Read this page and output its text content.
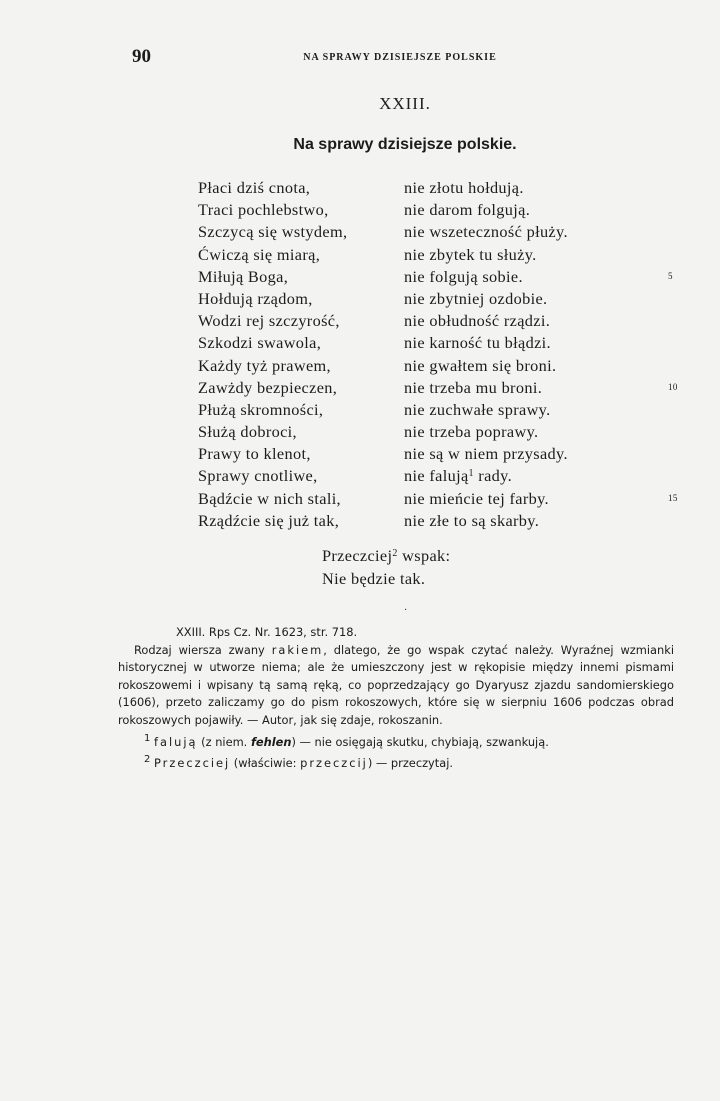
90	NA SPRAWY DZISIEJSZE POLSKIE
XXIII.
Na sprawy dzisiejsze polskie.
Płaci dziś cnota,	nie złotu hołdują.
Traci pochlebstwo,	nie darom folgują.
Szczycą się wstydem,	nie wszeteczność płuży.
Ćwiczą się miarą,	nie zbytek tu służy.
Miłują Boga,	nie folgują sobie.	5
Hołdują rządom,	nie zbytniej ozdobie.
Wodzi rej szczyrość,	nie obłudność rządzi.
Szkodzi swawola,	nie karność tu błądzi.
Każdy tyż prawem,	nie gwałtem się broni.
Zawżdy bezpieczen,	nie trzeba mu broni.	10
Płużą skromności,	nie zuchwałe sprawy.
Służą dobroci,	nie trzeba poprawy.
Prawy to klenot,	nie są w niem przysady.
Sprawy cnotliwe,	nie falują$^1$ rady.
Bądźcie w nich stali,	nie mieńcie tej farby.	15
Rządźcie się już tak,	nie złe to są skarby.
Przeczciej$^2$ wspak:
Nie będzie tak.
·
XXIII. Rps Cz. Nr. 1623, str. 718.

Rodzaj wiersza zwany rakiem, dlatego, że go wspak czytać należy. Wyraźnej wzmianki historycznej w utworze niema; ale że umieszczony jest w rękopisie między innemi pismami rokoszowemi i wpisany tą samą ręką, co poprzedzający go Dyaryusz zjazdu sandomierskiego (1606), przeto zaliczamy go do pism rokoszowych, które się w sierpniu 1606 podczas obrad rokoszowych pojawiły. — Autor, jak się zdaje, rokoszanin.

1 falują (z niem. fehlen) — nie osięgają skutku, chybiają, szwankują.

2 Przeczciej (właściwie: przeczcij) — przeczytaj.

• Problem requirements
Reproduce every line exactly and omit all pictures.

• Problem solution
Read this page and output its text content.
90	NA SPRAWY DZISIEJSZE POLSKIE
XXIII.
Na sprawy dzisiejsze polskie.
Płaci dziś cnota,	nie złotu hołdują.
Traci pochlebstwo,	nie darom folgują.
Szczycą się wstydem,	nie wszeteczność płuży.
Ćwiczą się miarą,	nie zbytek tu służy.
Miłują Boga,	nie folgują sobie.	5
Hołdują rządom,	nie zbytniej ozdobie.
Wodzi rej szczyrość,	nie obłudność rządzi.
Szkodzi swawola,	nie karność tu błądzi.
Każdy tyż prawem,	nie gwałtem się broni.
Zawżdy bezpieczen,	nie trzeba mu broni.	10
Płużą skromności,	nie zuchwałe sprawy.
Służą dobroci,	nie trzeba poprawy.
Prawy to klenot,	nie są w niem przysady.
Sprawy cnotliwe,	nie falują$^1$ rady.
Bądźcie w nich stali,	nie mieńcie tej farby.	15
Rządźcie się już tak,	nie złe to są skarby.
Przeczciej$^2$ wspak:
Nie będzie tak.
·
XXIII. Rps Cz. Nr. 1623, str. 718.

Rodzaj wiersza zwany rakiem, dlatego, że go wspak czytać należy. Wyraźnej wzmianki historycznej w utworze niema; ale że umieszczony jest w rękopisie między innemi pismami rokoszowemi i wpisany tą samą ręką, co poprzedzający go Dyaryusz zjazdu sandomierskiego (1606), przeto zaliczamy go do pism rokoszowych, które się w sierpniu 1606 podczas obrad rokoszowych pojawiły. — Autor, jak się zdaje, rokoszanin.

1 falują (z niem. fehlen) — nie osięgają skutku, chybiają, szwankują.

2 Przeczciej (właściwie: przeczcij) — przeczytaj.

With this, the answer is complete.